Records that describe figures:
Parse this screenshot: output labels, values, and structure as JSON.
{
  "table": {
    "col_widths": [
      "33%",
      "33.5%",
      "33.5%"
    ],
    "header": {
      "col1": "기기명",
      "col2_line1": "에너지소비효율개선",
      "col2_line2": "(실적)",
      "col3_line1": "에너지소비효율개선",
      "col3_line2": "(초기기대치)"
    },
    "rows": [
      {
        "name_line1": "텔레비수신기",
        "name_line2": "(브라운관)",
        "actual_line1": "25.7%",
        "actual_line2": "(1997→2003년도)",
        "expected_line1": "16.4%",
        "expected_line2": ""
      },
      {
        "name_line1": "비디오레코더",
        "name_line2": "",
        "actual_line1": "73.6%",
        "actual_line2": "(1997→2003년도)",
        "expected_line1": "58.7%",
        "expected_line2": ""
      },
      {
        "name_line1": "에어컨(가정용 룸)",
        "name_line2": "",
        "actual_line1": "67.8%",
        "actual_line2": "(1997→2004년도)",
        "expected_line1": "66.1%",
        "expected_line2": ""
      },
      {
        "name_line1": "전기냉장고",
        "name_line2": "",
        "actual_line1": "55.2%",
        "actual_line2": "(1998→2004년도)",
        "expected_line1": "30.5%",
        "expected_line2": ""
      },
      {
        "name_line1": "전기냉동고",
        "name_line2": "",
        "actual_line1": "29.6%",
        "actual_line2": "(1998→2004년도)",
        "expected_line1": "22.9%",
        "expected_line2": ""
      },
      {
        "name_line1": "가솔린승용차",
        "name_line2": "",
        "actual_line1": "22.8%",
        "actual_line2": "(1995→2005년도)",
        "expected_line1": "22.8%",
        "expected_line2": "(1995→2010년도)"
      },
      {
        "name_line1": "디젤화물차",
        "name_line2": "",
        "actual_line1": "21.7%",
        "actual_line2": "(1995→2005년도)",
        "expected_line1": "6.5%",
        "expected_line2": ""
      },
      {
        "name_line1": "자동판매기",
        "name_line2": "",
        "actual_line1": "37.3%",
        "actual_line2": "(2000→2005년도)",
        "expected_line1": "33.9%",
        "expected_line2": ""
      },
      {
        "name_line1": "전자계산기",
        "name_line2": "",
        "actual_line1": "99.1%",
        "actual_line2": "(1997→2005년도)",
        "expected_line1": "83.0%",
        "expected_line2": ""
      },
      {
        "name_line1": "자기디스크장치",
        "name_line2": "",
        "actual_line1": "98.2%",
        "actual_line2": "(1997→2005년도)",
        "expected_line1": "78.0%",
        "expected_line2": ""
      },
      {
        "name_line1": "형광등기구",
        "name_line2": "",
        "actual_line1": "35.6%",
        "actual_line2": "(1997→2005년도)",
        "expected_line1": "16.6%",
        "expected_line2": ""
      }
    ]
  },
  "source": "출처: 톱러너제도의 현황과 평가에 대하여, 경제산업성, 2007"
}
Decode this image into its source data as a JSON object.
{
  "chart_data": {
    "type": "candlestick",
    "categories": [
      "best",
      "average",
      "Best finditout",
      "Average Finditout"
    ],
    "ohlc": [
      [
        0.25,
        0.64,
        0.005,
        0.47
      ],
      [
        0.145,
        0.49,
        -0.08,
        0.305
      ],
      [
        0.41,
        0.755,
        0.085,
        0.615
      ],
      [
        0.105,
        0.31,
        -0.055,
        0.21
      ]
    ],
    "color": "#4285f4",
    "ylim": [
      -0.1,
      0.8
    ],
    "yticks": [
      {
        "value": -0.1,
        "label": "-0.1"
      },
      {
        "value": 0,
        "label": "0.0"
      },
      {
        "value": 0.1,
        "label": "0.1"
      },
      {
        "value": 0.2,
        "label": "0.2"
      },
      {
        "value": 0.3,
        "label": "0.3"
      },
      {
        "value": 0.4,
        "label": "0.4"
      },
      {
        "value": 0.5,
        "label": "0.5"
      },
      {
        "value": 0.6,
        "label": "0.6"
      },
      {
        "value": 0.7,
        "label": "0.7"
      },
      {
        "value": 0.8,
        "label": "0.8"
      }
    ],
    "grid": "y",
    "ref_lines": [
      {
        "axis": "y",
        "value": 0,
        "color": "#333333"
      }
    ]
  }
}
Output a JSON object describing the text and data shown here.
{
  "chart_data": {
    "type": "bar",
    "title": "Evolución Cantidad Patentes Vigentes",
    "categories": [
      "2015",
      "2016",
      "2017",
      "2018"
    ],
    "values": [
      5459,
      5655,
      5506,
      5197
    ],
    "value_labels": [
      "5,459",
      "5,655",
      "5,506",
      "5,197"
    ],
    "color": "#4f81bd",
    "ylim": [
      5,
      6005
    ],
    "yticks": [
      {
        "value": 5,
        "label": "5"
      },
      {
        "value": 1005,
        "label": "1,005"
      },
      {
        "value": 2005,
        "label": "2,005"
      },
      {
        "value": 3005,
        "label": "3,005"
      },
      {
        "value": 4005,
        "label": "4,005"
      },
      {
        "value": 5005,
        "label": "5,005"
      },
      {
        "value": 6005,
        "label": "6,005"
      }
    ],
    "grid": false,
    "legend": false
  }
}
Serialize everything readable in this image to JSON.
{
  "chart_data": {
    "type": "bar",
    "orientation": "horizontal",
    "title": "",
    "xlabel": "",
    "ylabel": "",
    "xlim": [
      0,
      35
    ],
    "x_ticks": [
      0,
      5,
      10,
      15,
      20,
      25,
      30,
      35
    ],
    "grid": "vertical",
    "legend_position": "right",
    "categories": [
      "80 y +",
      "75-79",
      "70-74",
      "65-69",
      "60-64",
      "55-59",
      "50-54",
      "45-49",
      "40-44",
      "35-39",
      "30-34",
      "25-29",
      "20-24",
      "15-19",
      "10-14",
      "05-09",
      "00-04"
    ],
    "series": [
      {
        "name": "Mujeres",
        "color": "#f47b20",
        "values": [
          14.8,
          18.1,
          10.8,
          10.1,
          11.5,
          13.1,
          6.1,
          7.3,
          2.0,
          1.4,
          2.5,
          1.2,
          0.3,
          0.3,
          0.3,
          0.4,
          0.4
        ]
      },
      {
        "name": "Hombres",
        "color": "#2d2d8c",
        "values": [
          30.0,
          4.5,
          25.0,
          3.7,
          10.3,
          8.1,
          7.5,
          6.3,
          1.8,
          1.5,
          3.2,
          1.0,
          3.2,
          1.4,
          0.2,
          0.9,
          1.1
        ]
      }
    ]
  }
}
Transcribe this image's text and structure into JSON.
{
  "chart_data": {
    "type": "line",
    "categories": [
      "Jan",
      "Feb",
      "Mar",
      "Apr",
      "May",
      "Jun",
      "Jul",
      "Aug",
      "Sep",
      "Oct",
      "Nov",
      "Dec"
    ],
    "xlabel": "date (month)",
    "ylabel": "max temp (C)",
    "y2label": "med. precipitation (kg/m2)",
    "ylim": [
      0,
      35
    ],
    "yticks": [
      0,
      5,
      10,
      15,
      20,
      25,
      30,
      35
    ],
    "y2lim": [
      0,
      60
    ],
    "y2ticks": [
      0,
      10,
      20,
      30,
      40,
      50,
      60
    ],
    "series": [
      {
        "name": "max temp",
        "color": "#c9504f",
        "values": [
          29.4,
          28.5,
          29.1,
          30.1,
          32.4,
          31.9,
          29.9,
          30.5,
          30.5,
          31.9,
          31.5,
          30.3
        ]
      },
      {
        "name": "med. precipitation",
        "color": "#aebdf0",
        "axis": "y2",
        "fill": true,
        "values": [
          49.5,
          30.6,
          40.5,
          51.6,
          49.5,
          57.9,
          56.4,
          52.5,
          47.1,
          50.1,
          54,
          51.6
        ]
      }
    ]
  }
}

Problem details | Copy all lines above containing the string "source".

Response for this exercise |
  "source": "출처: 톱러너제도의 현황과 평가에 대하여, 경제산업성, 2007"
Decode this image into its source data as a JSON object.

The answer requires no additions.